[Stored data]
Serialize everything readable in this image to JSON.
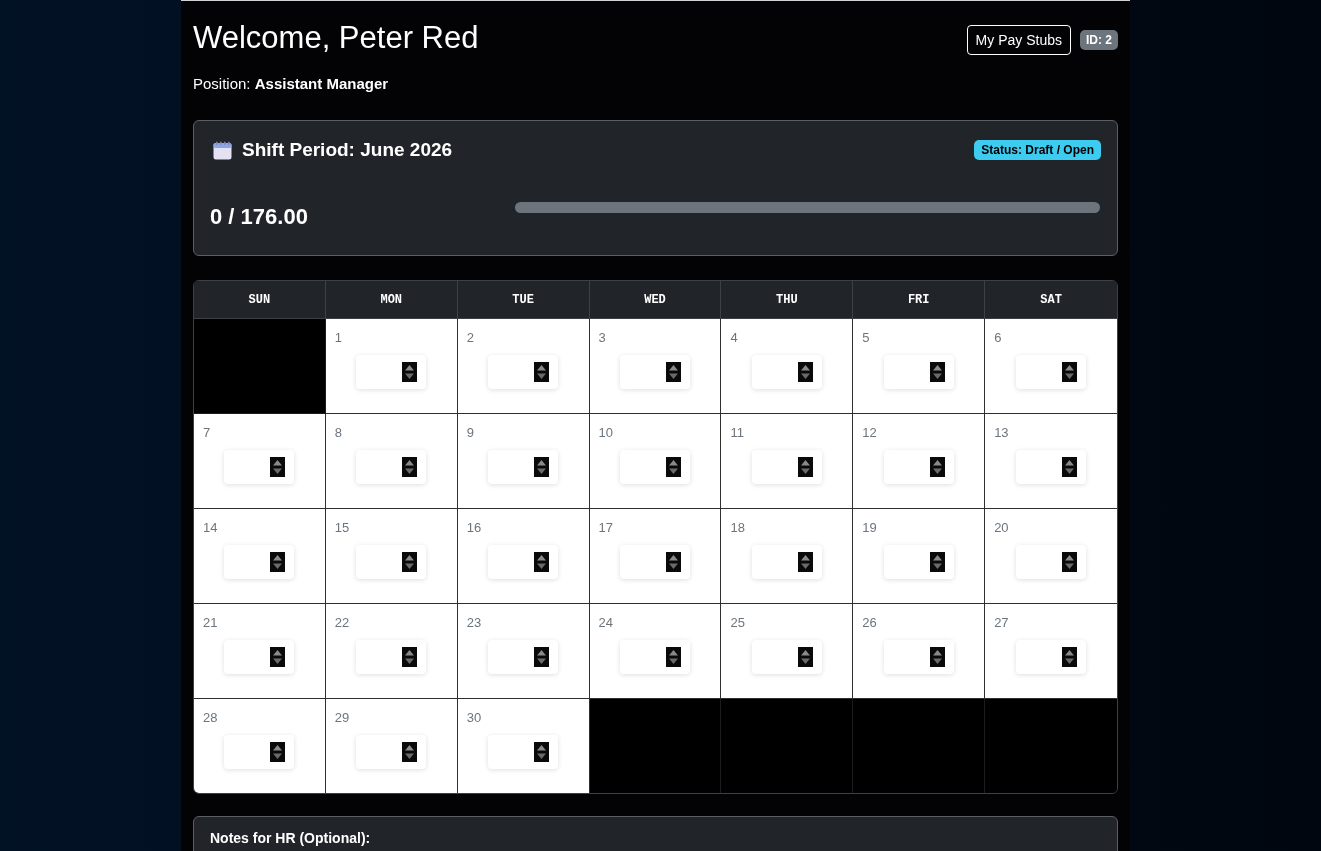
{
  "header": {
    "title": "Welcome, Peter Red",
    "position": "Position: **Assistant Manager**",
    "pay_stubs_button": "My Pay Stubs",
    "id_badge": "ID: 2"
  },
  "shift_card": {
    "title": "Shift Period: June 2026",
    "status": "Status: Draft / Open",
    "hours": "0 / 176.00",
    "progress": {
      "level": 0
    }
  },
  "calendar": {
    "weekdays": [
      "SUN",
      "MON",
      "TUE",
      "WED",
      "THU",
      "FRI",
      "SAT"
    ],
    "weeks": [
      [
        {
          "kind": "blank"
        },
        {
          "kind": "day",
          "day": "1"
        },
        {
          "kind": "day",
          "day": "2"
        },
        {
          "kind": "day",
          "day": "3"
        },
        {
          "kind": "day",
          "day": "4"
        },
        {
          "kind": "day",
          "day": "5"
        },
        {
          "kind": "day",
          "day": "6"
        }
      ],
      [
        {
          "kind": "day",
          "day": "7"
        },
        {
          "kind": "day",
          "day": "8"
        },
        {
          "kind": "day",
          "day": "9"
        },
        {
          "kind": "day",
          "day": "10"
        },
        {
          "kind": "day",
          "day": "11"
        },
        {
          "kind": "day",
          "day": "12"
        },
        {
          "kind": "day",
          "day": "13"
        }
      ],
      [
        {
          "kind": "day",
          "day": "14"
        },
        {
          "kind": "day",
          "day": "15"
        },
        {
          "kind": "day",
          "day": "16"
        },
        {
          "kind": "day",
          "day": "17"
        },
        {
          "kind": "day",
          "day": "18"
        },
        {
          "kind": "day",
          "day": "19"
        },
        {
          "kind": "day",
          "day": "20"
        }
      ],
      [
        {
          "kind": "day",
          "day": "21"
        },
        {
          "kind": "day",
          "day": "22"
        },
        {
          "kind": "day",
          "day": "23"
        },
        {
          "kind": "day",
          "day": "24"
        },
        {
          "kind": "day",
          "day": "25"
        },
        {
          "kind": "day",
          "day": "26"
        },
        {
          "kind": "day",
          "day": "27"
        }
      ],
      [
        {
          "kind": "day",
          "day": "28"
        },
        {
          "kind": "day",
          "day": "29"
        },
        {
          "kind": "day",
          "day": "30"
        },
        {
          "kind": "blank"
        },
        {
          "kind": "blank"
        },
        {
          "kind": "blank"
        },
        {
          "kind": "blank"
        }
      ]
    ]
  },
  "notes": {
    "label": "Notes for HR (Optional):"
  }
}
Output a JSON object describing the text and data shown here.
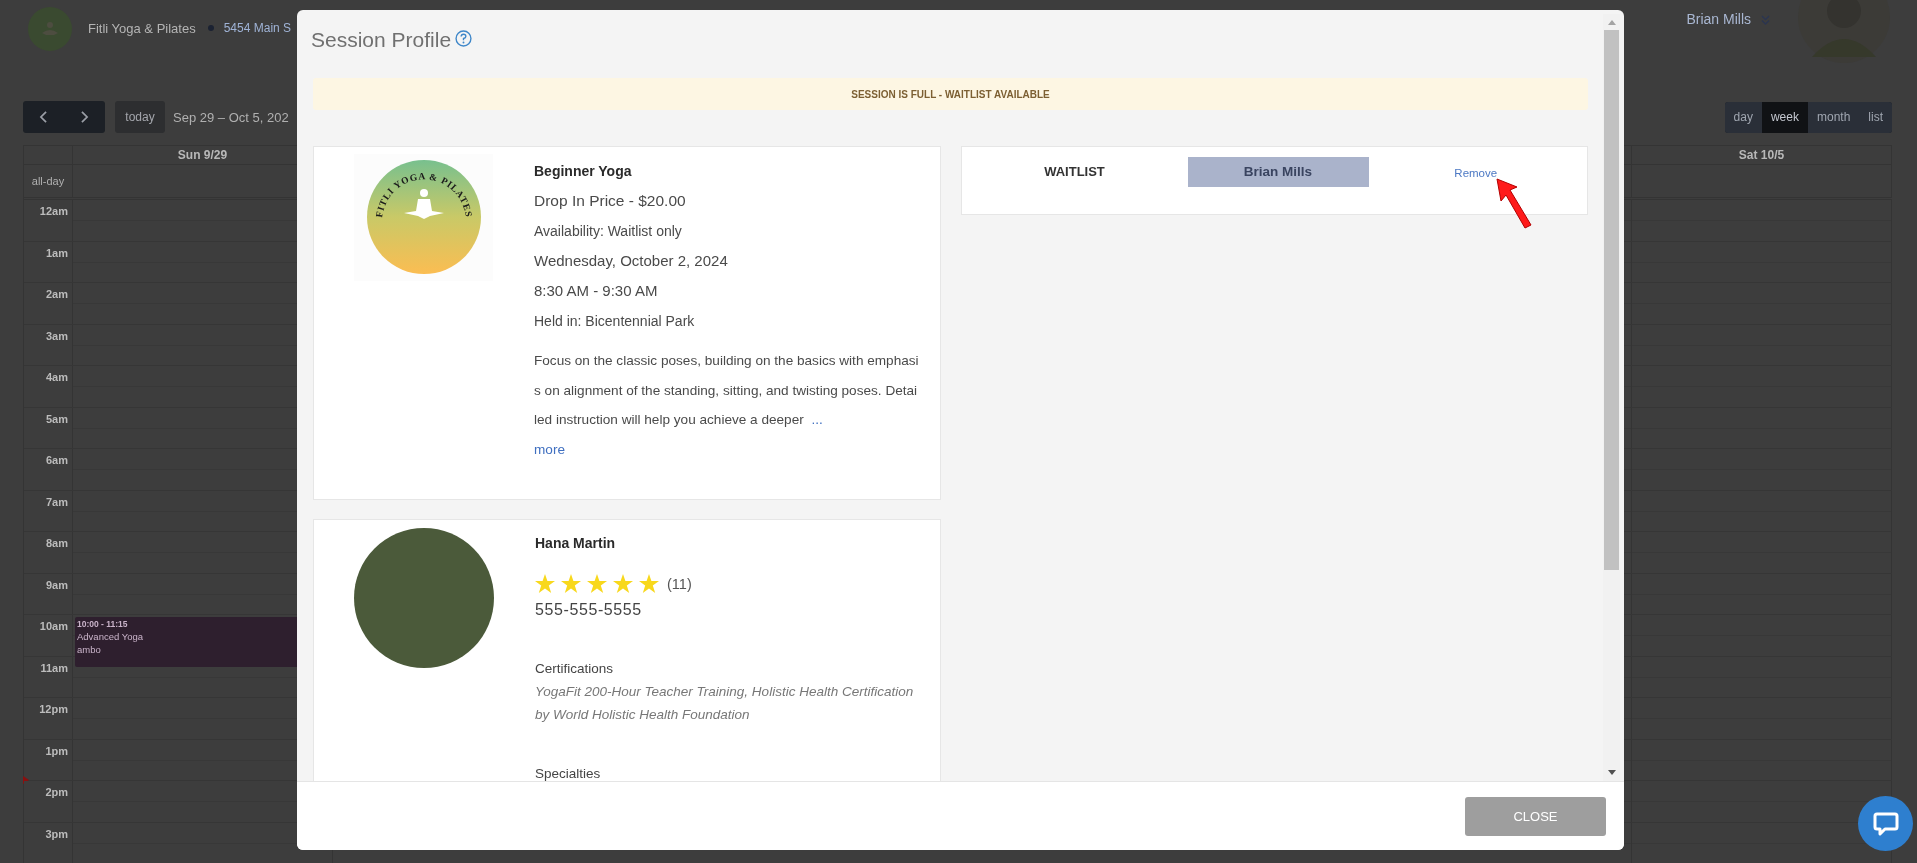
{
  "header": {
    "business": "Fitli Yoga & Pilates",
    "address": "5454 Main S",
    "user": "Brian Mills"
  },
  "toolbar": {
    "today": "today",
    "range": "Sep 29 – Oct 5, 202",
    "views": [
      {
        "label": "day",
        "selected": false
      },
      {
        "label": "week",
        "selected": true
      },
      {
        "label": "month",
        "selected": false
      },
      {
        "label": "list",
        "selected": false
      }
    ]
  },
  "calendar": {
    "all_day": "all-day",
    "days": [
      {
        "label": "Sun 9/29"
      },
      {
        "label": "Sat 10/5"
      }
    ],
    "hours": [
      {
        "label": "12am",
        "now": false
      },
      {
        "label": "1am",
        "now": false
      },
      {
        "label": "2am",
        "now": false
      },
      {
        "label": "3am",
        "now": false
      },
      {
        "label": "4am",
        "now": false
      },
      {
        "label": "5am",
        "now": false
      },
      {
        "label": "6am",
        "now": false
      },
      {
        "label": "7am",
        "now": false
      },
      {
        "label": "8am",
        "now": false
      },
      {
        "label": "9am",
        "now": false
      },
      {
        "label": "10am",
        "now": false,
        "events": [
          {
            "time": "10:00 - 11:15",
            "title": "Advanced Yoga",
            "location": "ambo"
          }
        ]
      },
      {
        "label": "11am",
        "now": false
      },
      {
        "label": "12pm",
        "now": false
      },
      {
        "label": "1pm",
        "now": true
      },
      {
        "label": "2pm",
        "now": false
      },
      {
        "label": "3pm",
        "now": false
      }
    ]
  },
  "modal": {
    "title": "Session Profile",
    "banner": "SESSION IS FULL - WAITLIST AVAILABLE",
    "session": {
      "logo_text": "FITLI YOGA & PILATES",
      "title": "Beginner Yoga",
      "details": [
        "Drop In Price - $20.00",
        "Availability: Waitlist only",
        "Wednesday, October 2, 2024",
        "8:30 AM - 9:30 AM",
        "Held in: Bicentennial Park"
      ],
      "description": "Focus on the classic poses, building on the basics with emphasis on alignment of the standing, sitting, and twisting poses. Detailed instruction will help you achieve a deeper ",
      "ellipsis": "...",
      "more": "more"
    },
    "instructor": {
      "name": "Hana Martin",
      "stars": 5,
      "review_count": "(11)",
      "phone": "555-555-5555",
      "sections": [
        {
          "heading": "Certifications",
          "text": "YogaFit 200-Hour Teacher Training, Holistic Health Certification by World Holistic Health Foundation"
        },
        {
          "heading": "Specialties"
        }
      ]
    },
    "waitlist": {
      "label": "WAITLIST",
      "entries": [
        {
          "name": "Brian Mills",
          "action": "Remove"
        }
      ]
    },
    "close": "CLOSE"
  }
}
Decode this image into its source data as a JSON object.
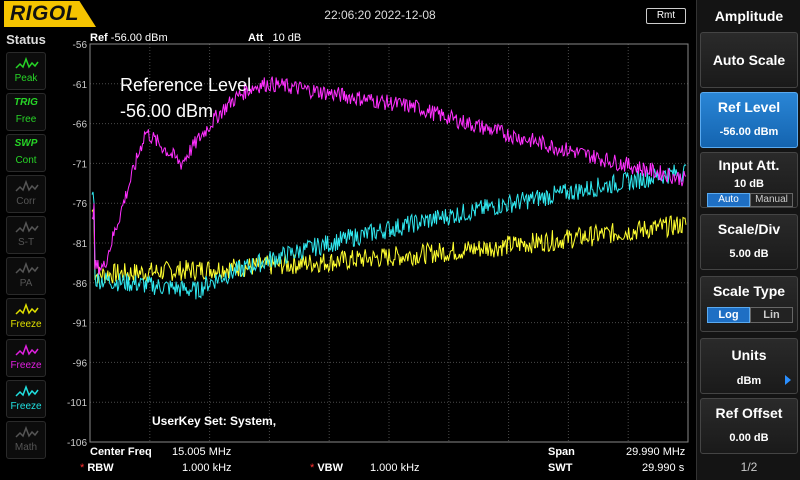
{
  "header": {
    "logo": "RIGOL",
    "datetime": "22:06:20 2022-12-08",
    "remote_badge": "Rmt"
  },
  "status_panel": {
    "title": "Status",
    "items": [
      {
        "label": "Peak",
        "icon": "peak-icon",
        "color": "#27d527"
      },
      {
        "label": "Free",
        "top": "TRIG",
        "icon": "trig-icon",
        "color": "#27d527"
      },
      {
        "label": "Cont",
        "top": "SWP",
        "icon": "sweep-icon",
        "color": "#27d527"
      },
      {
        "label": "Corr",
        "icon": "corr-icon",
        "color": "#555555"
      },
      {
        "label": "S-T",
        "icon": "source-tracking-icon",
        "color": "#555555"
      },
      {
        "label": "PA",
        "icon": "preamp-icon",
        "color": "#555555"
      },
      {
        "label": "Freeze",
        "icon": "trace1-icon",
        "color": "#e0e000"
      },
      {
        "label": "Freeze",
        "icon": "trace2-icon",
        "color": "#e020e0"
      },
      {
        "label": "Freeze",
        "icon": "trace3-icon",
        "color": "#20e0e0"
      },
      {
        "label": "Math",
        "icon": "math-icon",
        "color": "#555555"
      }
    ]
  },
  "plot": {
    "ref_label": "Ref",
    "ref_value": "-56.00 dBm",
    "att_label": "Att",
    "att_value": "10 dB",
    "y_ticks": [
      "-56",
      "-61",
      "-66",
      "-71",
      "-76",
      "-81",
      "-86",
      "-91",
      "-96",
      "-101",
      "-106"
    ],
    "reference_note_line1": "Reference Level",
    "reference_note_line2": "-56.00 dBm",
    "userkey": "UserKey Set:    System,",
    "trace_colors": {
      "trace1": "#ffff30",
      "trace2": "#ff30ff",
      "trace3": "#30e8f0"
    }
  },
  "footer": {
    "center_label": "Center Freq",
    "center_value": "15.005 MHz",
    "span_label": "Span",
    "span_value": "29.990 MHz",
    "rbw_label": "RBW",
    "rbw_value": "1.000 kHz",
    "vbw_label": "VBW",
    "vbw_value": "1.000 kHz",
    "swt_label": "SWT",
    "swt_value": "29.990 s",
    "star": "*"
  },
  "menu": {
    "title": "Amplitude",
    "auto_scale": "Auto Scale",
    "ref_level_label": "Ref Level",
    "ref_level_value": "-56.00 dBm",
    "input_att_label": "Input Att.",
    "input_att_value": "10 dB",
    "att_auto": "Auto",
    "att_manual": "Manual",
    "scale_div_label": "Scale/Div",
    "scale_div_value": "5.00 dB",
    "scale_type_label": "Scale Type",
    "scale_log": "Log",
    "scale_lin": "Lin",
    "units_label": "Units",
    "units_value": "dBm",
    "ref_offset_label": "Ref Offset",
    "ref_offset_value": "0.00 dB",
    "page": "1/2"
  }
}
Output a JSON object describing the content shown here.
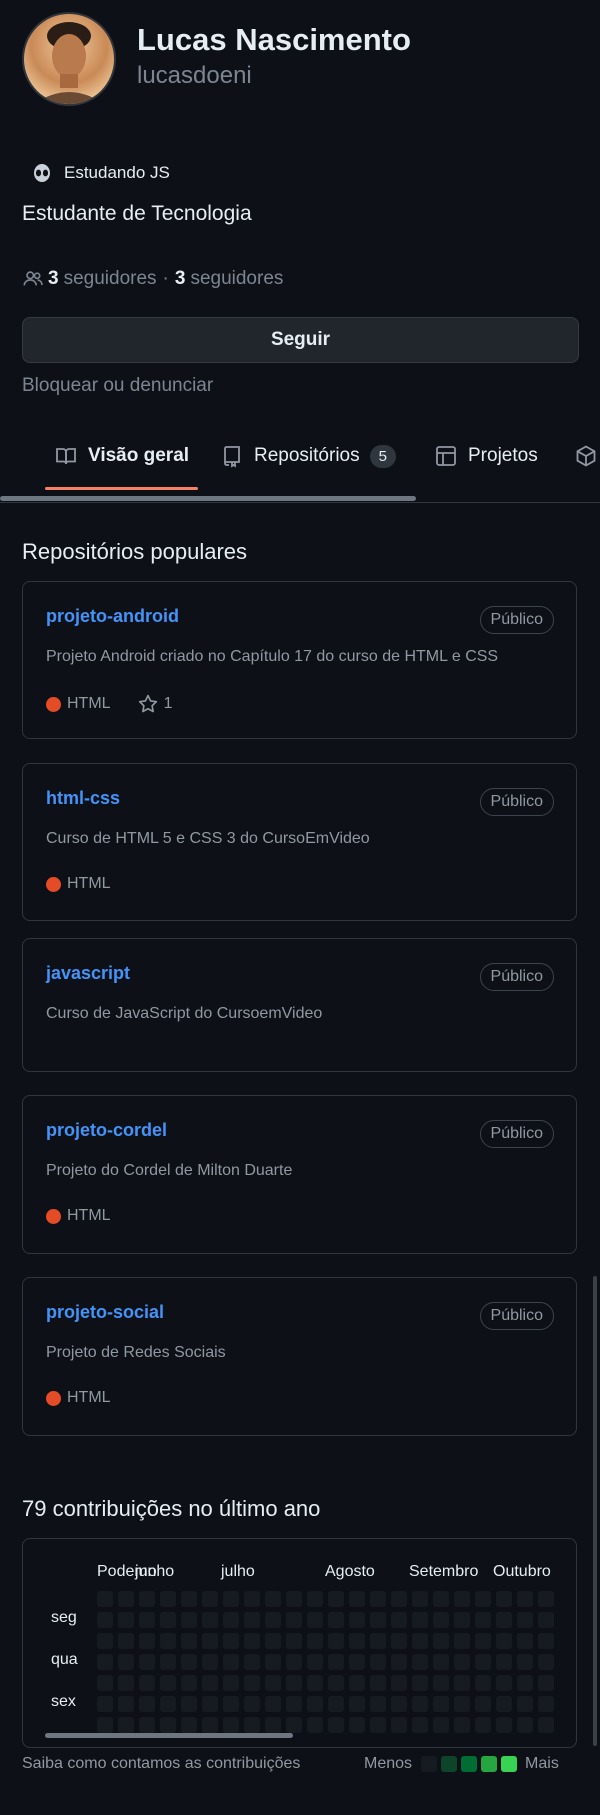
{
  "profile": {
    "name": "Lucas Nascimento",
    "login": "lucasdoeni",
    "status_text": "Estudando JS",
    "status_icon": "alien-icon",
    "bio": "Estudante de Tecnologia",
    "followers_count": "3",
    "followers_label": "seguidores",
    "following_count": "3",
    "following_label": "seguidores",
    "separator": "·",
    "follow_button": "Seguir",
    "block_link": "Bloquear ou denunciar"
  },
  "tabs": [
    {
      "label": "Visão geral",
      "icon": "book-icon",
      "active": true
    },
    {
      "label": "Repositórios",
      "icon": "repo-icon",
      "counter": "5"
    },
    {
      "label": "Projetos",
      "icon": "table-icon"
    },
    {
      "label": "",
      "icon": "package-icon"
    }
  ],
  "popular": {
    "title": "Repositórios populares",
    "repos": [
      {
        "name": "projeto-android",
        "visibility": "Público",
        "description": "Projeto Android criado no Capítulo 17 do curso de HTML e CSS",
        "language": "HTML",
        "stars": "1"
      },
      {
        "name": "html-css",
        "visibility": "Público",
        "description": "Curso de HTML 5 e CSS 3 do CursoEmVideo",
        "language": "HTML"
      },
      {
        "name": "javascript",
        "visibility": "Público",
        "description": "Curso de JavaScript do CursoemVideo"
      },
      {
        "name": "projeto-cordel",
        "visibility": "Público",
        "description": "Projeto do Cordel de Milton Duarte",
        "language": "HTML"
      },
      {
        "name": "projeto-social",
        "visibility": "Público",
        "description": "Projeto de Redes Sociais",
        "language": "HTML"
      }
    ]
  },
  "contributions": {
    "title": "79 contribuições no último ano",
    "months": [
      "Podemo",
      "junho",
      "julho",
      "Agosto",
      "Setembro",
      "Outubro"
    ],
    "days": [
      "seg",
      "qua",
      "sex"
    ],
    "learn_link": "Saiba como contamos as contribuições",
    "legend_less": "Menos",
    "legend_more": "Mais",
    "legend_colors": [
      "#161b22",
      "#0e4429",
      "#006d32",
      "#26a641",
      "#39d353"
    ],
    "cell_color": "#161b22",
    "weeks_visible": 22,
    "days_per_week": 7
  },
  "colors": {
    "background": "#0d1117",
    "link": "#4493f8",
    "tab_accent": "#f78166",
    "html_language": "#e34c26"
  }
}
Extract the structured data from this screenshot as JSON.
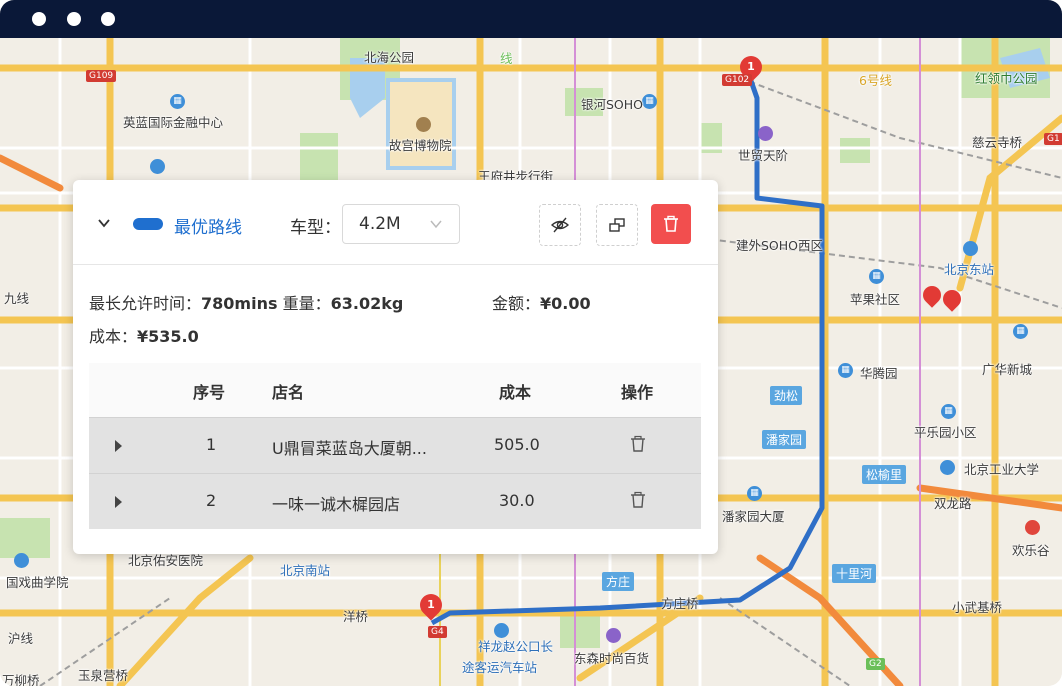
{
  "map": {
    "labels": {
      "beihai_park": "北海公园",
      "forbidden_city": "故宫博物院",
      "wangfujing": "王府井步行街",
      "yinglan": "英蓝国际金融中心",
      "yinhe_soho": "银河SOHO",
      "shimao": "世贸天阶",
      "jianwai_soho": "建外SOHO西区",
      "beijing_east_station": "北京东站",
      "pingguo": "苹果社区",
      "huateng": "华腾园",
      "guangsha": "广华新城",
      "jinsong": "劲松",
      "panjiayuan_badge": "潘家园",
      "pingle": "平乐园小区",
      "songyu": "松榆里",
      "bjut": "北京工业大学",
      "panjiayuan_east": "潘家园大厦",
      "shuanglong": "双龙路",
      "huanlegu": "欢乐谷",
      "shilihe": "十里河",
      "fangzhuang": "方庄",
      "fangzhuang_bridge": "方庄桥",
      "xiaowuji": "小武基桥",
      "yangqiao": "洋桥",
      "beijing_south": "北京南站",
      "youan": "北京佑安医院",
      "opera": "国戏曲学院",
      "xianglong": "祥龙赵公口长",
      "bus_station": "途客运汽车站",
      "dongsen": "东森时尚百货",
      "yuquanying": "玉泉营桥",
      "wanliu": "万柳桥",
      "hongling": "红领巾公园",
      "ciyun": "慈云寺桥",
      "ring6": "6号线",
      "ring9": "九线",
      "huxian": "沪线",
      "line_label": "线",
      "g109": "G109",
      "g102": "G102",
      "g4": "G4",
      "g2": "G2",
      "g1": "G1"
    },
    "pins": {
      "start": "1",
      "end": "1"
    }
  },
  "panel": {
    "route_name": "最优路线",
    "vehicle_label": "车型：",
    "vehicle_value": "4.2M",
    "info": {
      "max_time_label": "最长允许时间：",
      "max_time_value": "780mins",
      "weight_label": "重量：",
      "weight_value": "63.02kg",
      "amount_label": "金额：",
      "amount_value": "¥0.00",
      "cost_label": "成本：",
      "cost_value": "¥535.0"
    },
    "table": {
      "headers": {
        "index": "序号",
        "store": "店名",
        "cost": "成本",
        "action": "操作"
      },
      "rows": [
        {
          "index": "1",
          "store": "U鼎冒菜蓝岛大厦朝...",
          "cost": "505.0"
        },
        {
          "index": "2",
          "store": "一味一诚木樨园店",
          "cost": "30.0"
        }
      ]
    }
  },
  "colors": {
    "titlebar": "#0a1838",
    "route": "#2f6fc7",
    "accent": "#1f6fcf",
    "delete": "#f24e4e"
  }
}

**Required task:** From the listing above, pick out each line where the word "Output" appears.

**Response to this exercise:**
Output a JSON object describing the text and data shown here.
Output a JSON object describing the content shown here.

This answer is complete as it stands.